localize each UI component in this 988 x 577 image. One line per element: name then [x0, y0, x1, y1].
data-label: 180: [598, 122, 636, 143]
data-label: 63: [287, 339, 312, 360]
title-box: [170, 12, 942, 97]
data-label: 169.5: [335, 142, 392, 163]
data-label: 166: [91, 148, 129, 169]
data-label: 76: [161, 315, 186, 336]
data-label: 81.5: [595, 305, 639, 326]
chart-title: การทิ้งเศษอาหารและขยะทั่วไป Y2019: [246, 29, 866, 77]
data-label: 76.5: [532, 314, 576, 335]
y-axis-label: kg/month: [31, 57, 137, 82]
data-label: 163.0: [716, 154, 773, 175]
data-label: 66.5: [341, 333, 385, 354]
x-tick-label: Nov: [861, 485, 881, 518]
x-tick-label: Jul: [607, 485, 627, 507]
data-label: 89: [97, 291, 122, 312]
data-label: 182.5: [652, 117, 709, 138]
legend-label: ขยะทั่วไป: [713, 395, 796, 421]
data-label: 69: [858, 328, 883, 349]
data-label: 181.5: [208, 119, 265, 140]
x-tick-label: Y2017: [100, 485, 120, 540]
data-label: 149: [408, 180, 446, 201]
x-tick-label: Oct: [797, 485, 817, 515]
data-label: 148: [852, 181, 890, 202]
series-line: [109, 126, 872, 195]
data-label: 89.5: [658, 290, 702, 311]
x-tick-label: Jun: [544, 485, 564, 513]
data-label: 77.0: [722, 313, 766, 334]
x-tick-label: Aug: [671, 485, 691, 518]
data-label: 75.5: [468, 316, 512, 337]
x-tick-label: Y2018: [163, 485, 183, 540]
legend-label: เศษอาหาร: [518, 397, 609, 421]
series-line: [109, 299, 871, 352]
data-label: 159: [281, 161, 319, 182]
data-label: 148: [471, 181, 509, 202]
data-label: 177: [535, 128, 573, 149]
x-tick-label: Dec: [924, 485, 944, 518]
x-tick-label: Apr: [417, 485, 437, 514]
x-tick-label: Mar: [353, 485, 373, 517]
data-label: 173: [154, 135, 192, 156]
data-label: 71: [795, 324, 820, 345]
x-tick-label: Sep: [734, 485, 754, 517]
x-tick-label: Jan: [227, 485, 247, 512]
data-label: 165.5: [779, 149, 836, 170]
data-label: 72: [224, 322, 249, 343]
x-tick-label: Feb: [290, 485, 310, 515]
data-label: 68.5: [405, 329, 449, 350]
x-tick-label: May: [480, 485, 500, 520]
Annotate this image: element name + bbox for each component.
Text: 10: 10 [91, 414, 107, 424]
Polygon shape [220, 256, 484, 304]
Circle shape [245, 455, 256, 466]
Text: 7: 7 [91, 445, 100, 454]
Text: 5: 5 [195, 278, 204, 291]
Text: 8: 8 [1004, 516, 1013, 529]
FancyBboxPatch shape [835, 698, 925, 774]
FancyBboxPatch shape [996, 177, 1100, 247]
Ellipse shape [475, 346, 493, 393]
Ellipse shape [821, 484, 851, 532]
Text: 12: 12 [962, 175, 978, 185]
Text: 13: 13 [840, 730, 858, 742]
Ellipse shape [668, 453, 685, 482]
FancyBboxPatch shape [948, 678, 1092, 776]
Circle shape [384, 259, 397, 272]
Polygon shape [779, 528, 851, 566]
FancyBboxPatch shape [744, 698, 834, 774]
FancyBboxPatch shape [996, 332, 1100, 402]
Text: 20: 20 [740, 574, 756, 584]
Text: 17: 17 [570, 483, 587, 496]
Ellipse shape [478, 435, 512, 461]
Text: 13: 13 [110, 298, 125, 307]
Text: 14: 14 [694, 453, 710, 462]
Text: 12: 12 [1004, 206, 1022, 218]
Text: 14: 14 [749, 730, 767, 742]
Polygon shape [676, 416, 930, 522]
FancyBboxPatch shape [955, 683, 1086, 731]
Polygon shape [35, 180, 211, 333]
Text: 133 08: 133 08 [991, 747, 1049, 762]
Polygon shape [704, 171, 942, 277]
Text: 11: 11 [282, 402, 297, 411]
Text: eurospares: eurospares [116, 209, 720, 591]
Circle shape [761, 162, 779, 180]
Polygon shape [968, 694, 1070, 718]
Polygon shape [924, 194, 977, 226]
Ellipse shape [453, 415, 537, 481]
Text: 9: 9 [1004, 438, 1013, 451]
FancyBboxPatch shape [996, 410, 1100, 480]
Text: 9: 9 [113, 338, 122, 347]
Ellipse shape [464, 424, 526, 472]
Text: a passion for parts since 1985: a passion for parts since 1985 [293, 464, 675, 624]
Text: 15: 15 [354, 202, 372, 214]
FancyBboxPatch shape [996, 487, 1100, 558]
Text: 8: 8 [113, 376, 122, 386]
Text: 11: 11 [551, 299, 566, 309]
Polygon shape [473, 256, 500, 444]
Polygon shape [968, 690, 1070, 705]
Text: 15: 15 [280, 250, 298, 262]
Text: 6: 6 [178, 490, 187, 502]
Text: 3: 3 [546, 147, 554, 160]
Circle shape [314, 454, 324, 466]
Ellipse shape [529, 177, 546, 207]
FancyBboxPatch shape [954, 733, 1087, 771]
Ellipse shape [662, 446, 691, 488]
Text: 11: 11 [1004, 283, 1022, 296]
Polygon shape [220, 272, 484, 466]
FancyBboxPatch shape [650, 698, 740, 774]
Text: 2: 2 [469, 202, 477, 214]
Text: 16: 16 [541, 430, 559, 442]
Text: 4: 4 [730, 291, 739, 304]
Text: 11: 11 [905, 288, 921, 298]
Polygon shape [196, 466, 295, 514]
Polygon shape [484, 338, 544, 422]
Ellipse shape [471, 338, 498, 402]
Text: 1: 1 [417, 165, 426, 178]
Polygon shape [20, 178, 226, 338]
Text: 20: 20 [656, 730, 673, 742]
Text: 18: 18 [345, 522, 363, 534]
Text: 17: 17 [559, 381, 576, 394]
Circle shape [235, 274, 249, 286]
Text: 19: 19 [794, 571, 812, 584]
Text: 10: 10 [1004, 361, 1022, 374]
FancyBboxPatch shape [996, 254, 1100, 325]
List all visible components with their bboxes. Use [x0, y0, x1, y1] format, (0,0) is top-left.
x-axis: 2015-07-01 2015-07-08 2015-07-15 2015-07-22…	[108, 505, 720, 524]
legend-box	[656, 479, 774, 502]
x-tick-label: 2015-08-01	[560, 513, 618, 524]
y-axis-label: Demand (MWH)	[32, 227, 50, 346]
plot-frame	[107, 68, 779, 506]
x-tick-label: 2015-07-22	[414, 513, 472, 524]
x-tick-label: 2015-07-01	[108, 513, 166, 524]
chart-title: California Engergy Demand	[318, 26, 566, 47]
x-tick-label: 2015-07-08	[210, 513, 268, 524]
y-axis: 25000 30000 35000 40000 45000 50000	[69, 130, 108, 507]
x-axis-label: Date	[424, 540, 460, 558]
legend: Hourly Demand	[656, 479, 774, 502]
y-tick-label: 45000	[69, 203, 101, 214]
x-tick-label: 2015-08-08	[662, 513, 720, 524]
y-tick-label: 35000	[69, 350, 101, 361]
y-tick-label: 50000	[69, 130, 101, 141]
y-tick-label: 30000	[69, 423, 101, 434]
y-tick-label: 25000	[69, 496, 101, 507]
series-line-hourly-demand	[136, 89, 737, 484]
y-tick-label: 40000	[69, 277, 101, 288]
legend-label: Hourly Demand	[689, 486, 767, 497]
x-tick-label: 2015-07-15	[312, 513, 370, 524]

[Work required]:
Pull every line of the listing above out verbatim, with no changes.

[Exercise result]:
localize each UI component in this 988 x 577 image. One line per element: name then [x0, y0, x1, y1].
data-label: 180: [598, 122, 636, 143]
data-label: 63: [287, 339, 312, 360]
title-box: [170, 12, 942, 97]
data-label: 169.5: [335, 142, 392, 163]
data-label: 166: [91, 148, 129, 169]
data-label: 76: [161, 315, 186, 336]
data-label: 81.5: [595, 305, 639, 326]
chart-title: การทิ้งเศษอาหารและขยะทั่วไป Y2019: [246, 29, 866, 77]
data-label: 76.5: [532, 314, 576, 335]
y-axis-label: kg/month: [31, 57, 137, 82]
data-label: 163.0: [716, 154, 773, 175]
data-label: 66.5: [341, 333, 385, 354]
x-tick-label: Nov: [861, 485, 881, 518]
x-tick-label: Jul: [607, 485, 627, 507]
data-label: 89: [97, 291, 122, 312]
data-label: 182.5: [652, 117, 709, 138]
legend-label: ขยะทั่วไป: [713, 395, 796, 421]
data-label: 69: [858, 328, 883, 349]
data-label: 181.5: [208, 119, 265, 140]
x-tick-label: Y2017: [100, 485, 120, 540]
data-label: 149: [408, 180, 446, 201]
x-tick-label: Oct: [797, 485, 817, 515]
data-label: 148: [852, 181, 890, 202]
series-line: [109, 126, 872, 195]
data-label: 89.5: [658, 290, 702, 311]
x-tick-label: Jun: [544, 485, 564, 513]
data-label: 77.0: [722, 313, 766, 334]
x-tick-label: Aug: [671, 485, 691, 518]
data-label: 75.5: [468, 316, 512, 337]
x-tick-label: Y2018: [163, 485, 183, 540]
legend-label: เศษอาหาร: [518, 397, 609, 421]
series-line: [109, 299, 871, 352]
data-label: 159: [281, 161, 319, 182]
data-label: 148: [471, 181, 509, 202]
data-label: 177: [535, 128, 573, 149]
x-tick-label: Dec: [924, 485, 944, 518]
x-tick-label: Apr: [417, 485, 437, 514]
x-tick-label: Mar: [353, 485, 373, 517]
data-label: 173: [154, 135, 192, 156]
data-label: 71: [795, 324, 820, 345]
x-tick-label: Sep: [734, 485, 754, 517]
x-tick-label: Jan: [227, 485, 247, 512]
data-label: 165.5: [779, 149, 836, 170]
data-label: 72: [224, 322, 249, 343]
x-tick-label: Feb: [290, 485, 310, 515]
data-label: 68.5: [405, 329, 449, 350]
x-tick-label: May: [480, 485, 500, 520]
Annotate this image: element name + bbox for each component.
Text: 10: 10 [91, 414, 107, 424]
Polygon shape [220, 256, 484, 304]
Circle shape [245, 455, 256, 466]
Text: 7: 7 [91, 445, 100, 454]
Text: 5: 5 [195, 278, 204, 291]
Text: 8: 8 [1004, 516, 1013, 529]
FancyBboxPatch shape [835, 698, 925, 774]
FancyBboxPatch shape [996, 177, 1100, 247]
Ellipse shape [475, 346, 493, 393]
Ellipse shape [821, 484, 851, 532]
Text: 12: 12 [962, 175, 978, 185]
Text: 13: 13 [840, 730, 858, 742]
Ellipse shape [668, 453, 685, 482]
FancyBboxPatch shape [948, 678, 1092, 776]
Circle shape [384, 259, 397, 272]
Polygon shape [779, 528, 851, 566]
FancyBboxPatch shape [744, 698, 834, 774]
FancyBboxPatch shape [996, 332, 1100, 402]
Text: 20: 20 [740, 574, 756, 584]
Text: 17: 17 [570, 483, 587, 496]
Ellipse shape [478, 435, 512, 461]
Text: 13: 13 [110, 298, 125, 307]
Text: 14: 14 [694, 453, 710, 462]
Text: 12: 12 [1004, 206, 1022, 218]
Text: 14: 14 [749, 730, 767, 742]
Polygon shape [676, 416, 930, 522]
FancyBboxPatch shape [955, 683, 1086, 731]
Polygon shape [35, 180, 211, 333]
Text: 133 08: 133 08 [991, 747, 1049, 762]
Polygon shape [704, 171, 942, 277]
Text: 11: 11 [282, 402, 297, 411]
Text: eurospares: eurospares [116, 209, 720, 591]
Circle shape [761, 162, 779, 180]
Polygon shape [968, 694, 1070, 718]
Polygon shape [924, 194, 977, 226]
Ellipse shape [453, 415, 537, 481]
Text: 9: 9 [1004, 438, 1013, 451]
FancyBboxPatch shape [996, 410, 1100, 480]
Text: 9: 9 [113, 338, 122, 347]
Ellipse shape [464, 424, 526, 472]
Text: a passion for parts since 1985: a passion for parts since 1985 [293, 464, 675, 624]
Text: 15: 15 [354, 202, 372, 214]
FancyBboxPatch shape [996, 487, 1100, 558]
Text: 8: 8 [113, 376, 122, 386]
Text: 11: 11 [551, 299, 566, 309]
Polygon shape [473, 256, 500, 444]
Polygon shape [968, 690, 1070, 705]
Text: 15: 15 [280, 250, 298, 262]
Text: 6: 6 [178, 490, 187, 502]
Text: 3: 3 [546, 147, 554, 160]
Circle shape [314, 454, 324, 466]
Ellipse shape [529, 177, 546, 207]
FancyBboxPatch shape [954, 733, 1087, 771]
Ellipse shape [662, 446, 691, 488]
Text: 11: 11 [1004, 283, 1022, 296]
Polygon shape [220, 272, 484, 466]
FancyBboxPatch shape [650, 698, 740, 774]
Text: 2: 2 [469, 202, 477, 214]
Text: 16: 16 [541, 430, 559, 442]
Text: 4: 4 [730, 291, 739, 304]
Text: 11: 11 [905, 288, 921, 298]
Polygon shape [196, 466, 295, 514]
Polygon shape [484, 338, 544, 422]
Ellipse shape [471, 338, 498, 402]
Text: 1: 1 [417, 165, 426, 178]
Polygon shape [20, 178, 226, 338]
Text: 20: 20 [656, 730, 673, 742]
Text: 18: 18 [345, 522, 363, 534]
Text: 17: 17 [559, 381, 576, 394]
Circle shape [235, 274, 249, 286]
Text: 19: 19 [794, 571, 812, 584]
Text: 10: 10 [1004, 361, 1022, 374]
FancyBboxPatch shape [996, 254, 1100, 325]
List all visible components with their bboxes. Use [x0, y0, x1, y1] format, (0,0) is top-left.
x-axis: 2015-07-01 2015-07-08 2015-07-15 2015-07-22…	[108, 505, 720, 524]
legend-box	[656, 479, 774, 502]
x-tick-label: 2015-08-01	[560, 513, 618, 524]
y-axis-label: Demand (MWH)	[32, 227, 50, 346]
plot-frame	[107, 68, 779, 506]
x-tick-label: 2015-07-22	[414, 513, 472, 524]
x-tick-label: 2015-07-01	[108, 513, 166, 524]
chart-title: California Engergy Demand	[318, 26, 566, 47]
x-tick-label: 2015-07-08	[210, 513, 268, 524]
y-axis: 25000 30000 35000 40000 45000 50000	[69, 130, 108, 507]
x-axis-label: Date	[424, 540, 460, 558]
legend: Hourly Demand	[656, 479, 774, 502]
y-tick-label: 45000	[69, 203, 101, 214]
x-tick-label: 2015-08-08	[662, 513, 720, 524]
y-tick-label: 35000	[69, 350, 101, 361]
y-tick-label: 50000	[69, 130, 101, 141]
y-tick-label: 30000	[69, 423, 101, 434]
y-tick-label: 25000	[69, 496, 101, 507]
series-line-hourly-demand	[136, 89, 737, 484]
y-tick-label: 40000	[69, 277, 101, 288]
legend-label: Hourly Demand	[689, 486, 767, 497]
x-tick-label: 2015-07-15	[312, 513, 370, 524]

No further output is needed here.